* [Task objective]
Gather every line below where "green" appears.

[Stored records]
— begin —

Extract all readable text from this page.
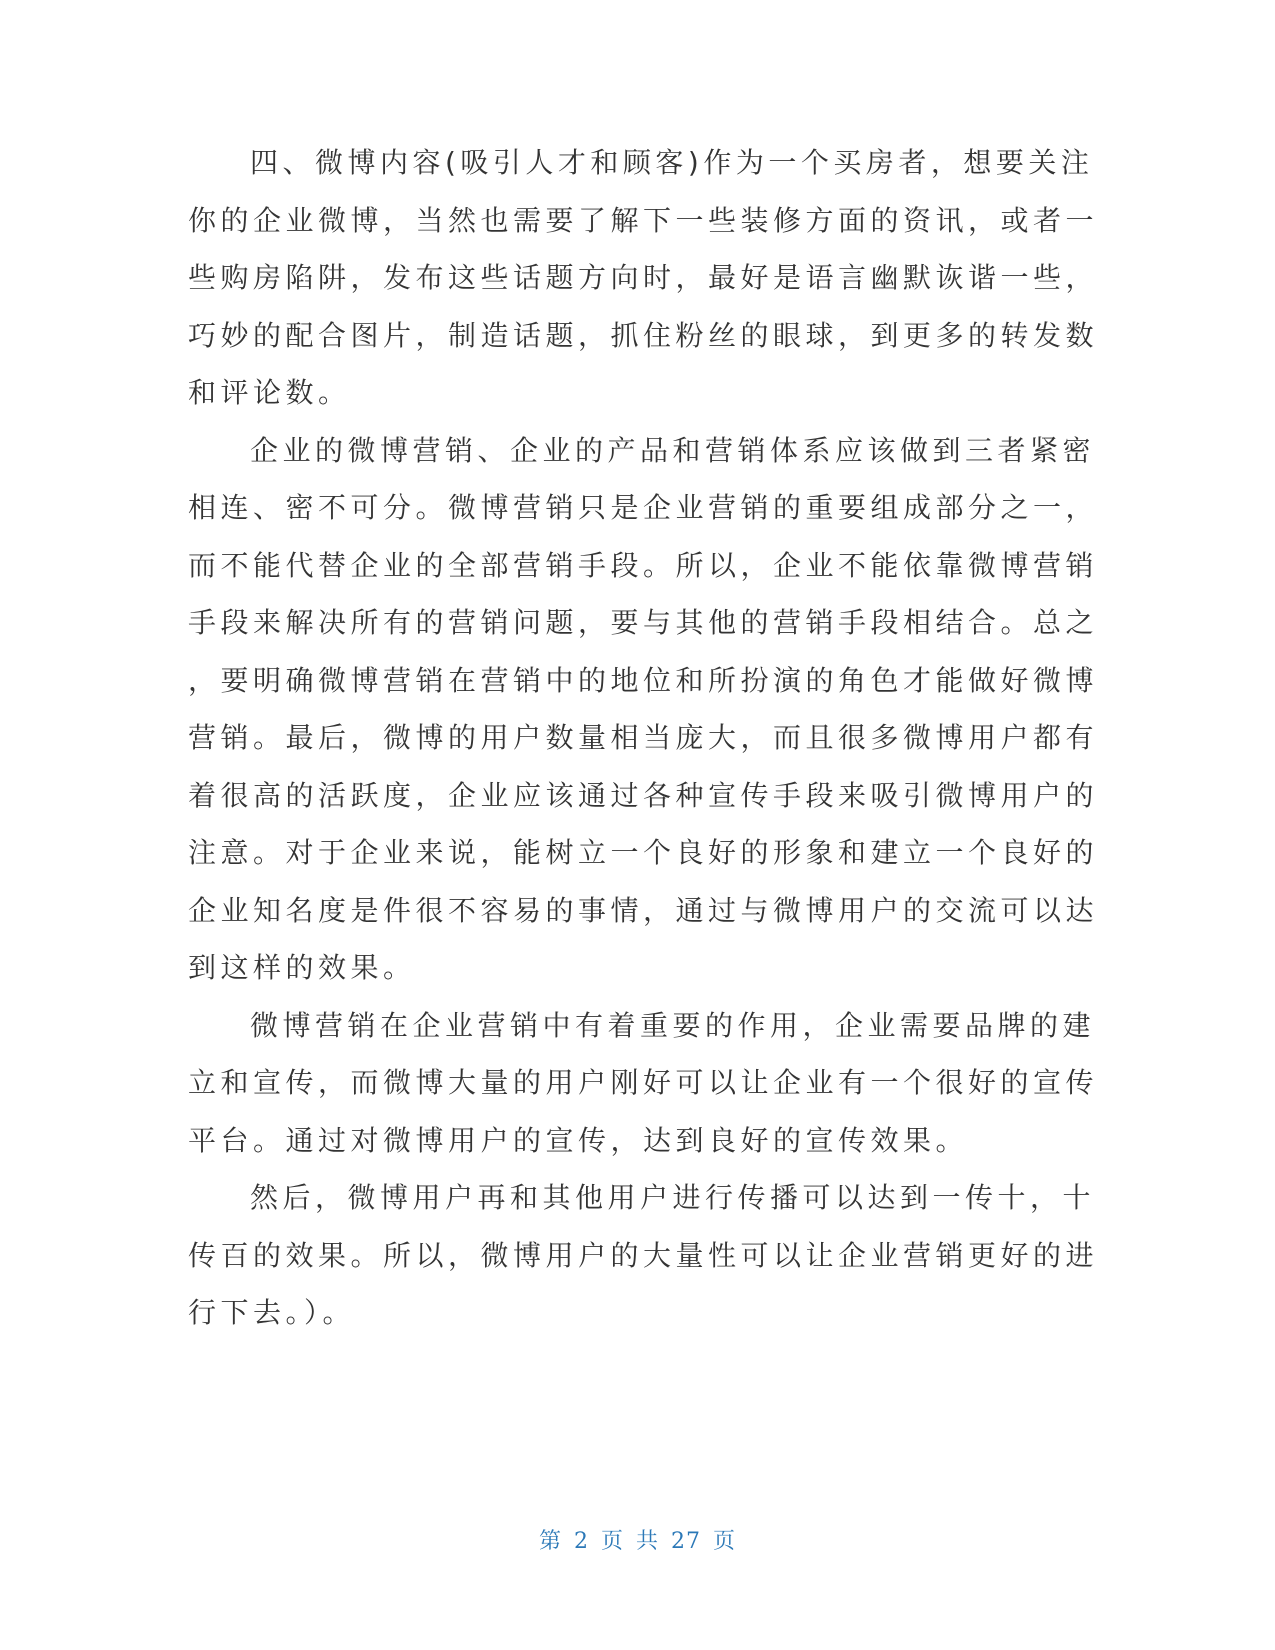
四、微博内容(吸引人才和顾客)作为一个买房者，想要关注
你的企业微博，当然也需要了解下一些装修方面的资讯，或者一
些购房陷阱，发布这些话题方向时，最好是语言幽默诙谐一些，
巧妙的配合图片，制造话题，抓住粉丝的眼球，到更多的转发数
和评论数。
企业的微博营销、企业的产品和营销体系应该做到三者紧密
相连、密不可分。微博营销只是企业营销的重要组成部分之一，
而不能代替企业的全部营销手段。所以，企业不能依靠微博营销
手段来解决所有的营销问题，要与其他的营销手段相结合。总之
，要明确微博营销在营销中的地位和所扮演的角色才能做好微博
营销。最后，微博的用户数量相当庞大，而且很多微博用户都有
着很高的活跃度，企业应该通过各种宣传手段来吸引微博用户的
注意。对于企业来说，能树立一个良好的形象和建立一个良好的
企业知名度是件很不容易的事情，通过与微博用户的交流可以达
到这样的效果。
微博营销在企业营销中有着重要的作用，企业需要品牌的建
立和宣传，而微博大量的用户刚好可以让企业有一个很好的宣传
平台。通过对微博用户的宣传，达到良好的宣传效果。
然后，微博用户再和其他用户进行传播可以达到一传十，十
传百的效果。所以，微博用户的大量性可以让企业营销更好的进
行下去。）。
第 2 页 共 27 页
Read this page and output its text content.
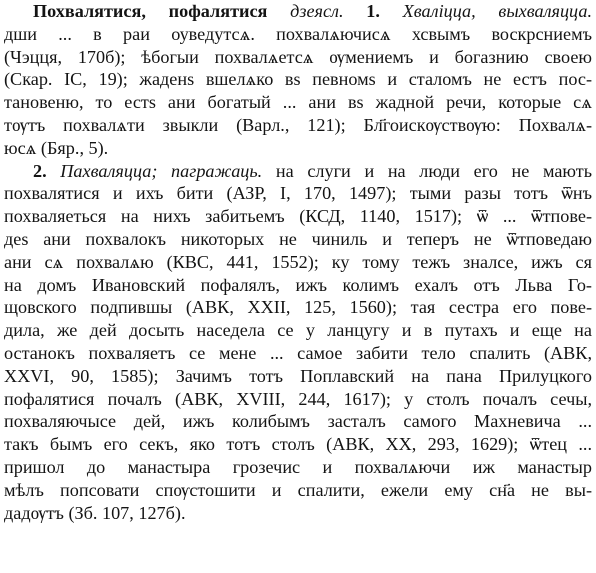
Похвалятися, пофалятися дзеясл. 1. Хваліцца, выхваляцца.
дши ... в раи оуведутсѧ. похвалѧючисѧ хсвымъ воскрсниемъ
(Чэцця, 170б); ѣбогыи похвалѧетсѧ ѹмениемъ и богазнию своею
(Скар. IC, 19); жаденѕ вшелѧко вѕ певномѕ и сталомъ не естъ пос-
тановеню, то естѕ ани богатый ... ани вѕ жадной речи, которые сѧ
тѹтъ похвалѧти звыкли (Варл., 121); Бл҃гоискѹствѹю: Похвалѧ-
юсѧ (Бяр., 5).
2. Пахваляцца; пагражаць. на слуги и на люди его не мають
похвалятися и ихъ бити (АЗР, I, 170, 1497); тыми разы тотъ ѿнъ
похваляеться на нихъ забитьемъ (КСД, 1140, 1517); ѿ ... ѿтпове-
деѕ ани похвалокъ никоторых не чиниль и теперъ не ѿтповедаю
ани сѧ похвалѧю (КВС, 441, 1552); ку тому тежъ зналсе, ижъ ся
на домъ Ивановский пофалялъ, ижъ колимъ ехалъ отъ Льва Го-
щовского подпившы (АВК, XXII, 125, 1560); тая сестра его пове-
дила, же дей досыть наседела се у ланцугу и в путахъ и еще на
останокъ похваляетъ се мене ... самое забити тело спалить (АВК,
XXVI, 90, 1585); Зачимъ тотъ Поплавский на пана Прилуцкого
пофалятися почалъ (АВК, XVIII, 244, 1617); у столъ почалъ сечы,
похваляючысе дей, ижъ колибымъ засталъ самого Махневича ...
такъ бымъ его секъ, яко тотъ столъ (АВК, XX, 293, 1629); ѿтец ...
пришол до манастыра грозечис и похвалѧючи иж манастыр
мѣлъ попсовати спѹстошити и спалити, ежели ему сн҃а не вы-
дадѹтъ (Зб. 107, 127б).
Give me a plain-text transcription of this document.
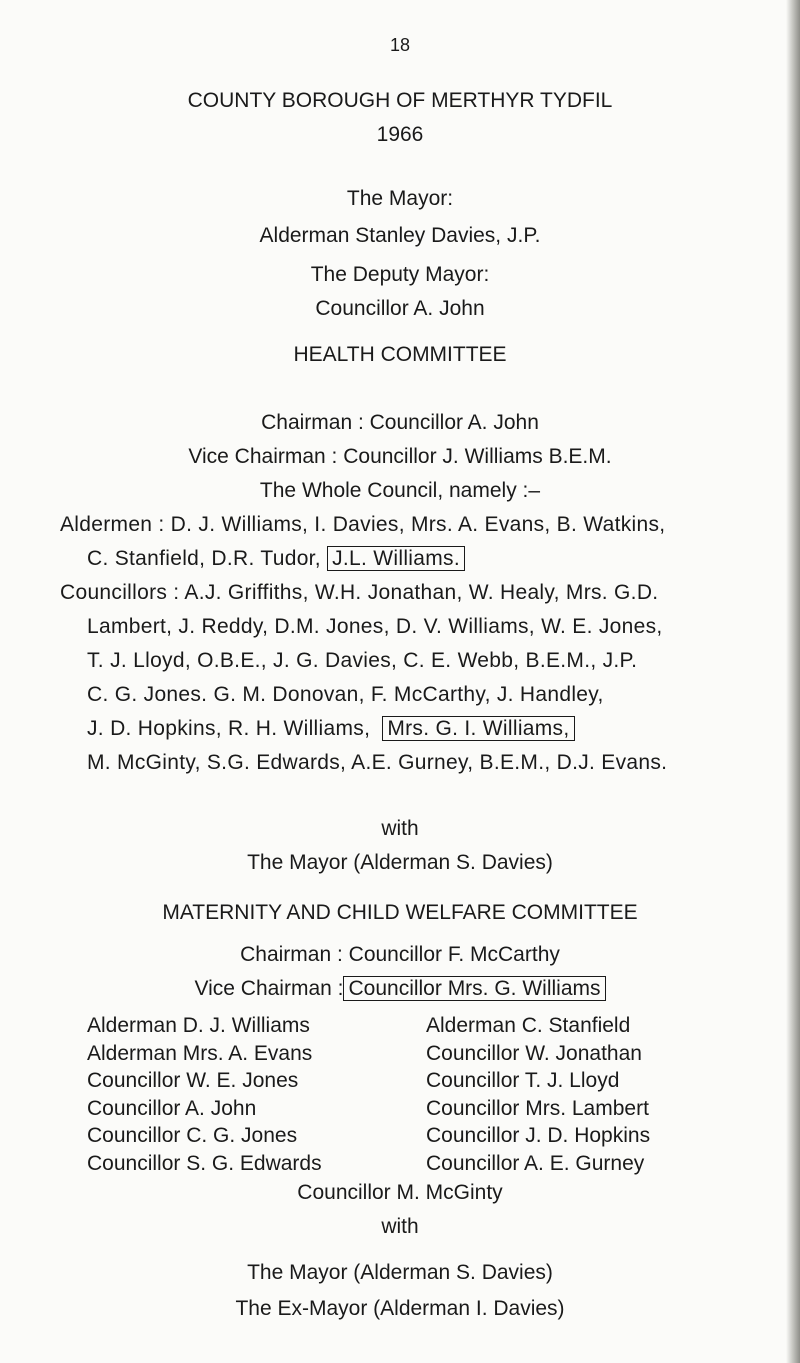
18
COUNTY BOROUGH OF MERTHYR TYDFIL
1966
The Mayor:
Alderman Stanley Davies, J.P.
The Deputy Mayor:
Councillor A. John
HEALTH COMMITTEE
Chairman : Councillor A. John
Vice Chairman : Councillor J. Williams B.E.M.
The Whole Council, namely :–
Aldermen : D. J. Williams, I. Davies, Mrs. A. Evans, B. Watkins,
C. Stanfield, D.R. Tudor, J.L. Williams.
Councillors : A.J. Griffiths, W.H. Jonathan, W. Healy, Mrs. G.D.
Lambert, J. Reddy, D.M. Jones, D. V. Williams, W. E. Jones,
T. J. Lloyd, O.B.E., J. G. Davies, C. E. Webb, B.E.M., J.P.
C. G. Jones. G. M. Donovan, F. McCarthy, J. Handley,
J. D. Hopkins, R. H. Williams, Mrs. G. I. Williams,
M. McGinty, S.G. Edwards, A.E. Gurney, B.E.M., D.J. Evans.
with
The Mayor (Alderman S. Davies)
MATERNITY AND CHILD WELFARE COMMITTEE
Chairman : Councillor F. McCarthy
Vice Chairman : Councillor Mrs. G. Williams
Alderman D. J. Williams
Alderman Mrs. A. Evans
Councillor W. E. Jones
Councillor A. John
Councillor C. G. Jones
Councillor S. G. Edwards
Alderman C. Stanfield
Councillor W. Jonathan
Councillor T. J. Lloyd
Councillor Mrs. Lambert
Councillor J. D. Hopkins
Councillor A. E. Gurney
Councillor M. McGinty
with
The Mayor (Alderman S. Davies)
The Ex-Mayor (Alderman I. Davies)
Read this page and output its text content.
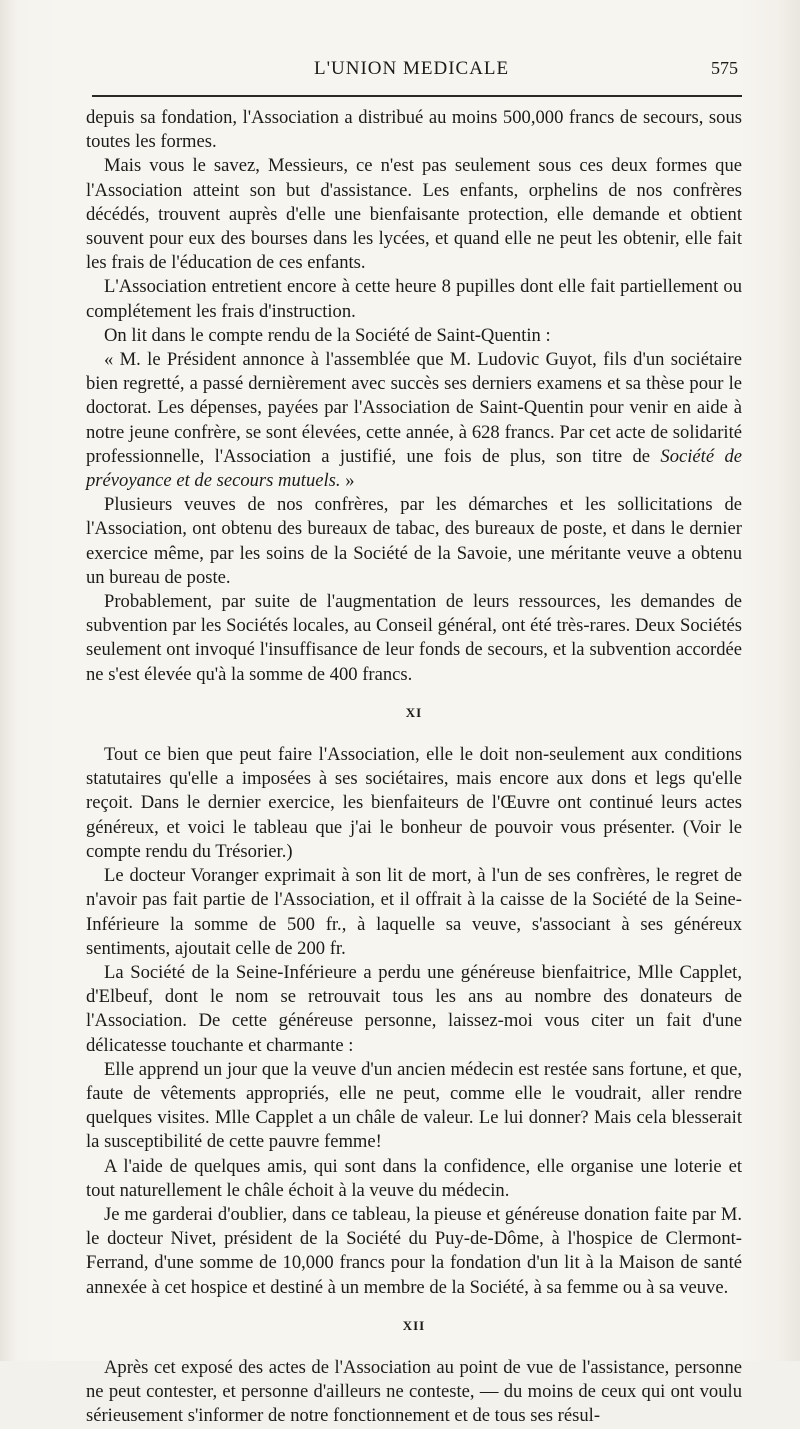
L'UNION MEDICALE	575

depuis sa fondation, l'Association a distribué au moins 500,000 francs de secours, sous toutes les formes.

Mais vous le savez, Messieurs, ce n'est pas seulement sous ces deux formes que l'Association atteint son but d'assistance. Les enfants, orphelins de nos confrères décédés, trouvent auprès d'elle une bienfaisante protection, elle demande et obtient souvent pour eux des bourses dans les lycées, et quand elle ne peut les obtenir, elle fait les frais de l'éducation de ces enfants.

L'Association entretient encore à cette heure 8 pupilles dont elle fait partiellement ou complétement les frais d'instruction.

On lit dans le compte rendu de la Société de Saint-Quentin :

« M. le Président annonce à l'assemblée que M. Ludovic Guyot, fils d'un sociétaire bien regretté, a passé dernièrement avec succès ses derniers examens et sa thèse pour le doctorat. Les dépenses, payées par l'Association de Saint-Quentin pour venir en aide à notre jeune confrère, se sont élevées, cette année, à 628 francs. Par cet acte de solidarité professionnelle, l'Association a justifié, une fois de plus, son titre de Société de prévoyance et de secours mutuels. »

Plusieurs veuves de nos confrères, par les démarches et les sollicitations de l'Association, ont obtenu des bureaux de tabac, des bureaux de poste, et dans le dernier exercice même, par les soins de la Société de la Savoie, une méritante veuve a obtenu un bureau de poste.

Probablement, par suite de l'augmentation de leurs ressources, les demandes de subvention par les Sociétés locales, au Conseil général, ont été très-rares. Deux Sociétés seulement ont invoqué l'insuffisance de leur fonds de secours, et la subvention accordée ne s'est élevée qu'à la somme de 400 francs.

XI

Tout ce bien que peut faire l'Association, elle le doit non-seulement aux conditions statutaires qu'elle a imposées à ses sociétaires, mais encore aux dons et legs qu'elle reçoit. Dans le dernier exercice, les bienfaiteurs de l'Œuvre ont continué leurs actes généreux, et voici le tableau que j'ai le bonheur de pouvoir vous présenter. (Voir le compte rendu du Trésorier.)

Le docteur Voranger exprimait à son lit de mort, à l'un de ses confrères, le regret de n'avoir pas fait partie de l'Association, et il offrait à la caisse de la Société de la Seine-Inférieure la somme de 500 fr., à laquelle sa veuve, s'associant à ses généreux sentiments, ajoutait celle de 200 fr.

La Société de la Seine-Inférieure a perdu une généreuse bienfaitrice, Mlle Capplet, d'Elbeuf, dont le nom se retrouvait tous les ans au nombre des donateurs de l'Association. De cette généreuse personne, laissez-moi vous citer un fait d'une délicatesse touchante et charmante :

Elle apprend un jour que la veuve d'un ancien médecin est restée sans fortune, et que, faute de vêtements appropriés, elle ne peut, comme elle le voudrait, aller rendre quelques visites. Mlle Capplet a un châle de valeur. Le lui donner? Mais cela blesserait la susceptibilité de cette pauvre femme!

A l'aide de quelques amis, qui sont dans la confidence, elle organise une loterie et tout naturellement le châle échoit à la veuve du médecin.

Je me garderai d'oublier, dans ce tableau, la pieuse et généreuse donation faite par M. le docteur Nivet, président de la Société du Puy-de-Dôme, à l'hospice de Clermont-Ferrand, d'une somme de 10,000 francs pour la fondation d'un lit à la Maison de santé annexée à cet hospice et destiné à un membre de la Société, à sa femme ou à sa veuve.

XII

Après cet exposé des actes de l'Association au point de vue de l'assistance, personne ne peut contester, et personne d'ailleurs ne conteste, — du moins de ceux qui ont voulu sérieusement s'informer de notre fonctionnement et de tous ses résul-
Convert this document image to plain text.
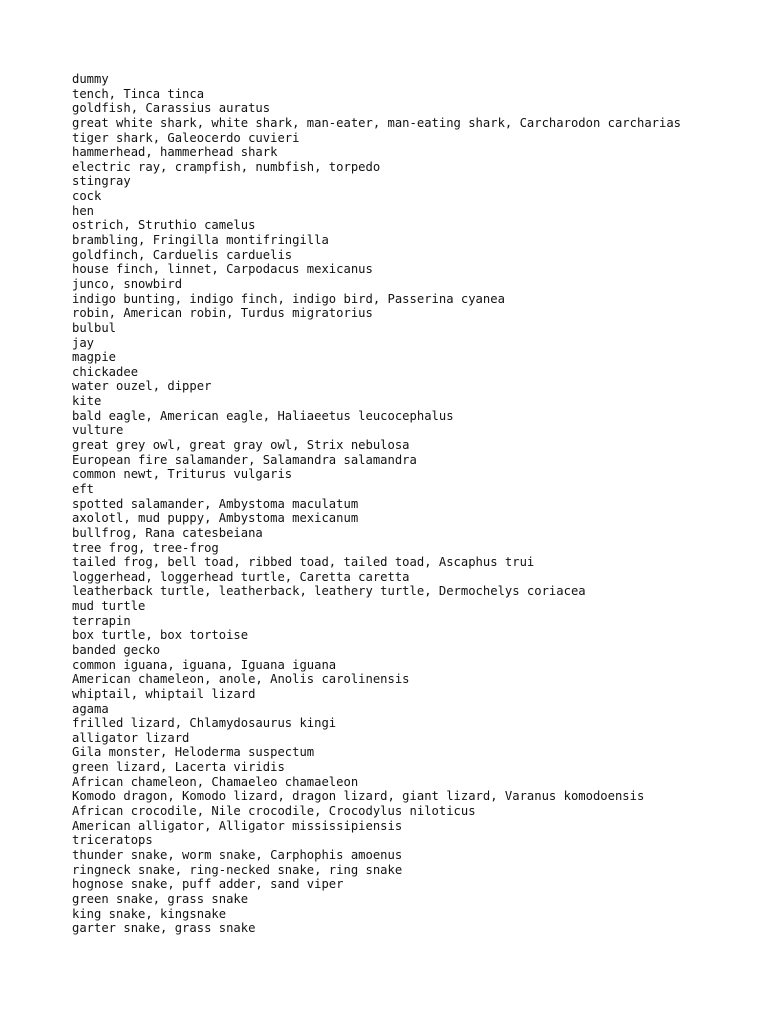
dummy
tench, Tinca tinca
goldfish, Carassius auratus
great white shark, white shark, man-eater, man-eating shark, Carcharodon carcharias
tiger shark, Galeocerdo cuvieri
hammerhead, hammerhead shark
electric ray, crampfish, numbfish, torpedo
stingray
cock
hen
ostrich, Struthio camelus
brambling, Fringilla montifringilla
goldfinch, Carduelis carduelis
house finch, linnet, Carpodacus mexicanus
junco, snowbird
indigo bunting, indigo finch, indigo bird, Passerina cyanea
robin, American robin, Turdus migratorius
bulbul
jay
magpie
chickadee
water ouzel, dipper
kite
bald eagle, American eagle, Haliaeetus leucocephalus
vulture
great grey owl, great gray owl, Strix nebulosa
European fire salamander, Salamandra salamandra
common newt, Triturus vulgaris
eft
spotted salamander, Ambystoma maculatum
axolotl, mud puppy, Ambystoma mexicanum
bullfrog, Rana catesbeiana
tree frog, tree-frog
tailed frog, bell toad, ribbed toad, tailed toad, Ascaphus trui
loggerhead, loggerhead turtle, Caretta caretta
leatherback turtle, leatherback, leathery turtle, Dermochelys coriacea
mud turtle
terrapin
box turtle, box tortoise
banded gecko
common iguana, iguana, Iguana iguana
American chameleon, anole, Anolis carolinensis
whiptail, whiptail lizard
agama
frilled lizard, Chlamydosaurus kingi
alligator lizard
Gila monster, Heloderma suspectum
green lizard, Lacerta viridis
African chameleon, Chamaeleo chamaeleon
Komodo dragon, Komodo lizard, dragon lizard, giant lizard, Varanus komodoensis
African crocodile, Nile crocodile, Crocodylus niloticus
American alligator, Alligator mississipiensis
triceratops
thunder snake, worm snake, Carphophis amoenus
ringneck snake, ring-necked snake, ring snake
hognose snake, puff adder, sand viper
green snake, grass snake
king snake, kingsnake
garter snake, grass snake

— end —

* [Solution to the problem]
green lizard, Lacerta viridis
green snake, grass snake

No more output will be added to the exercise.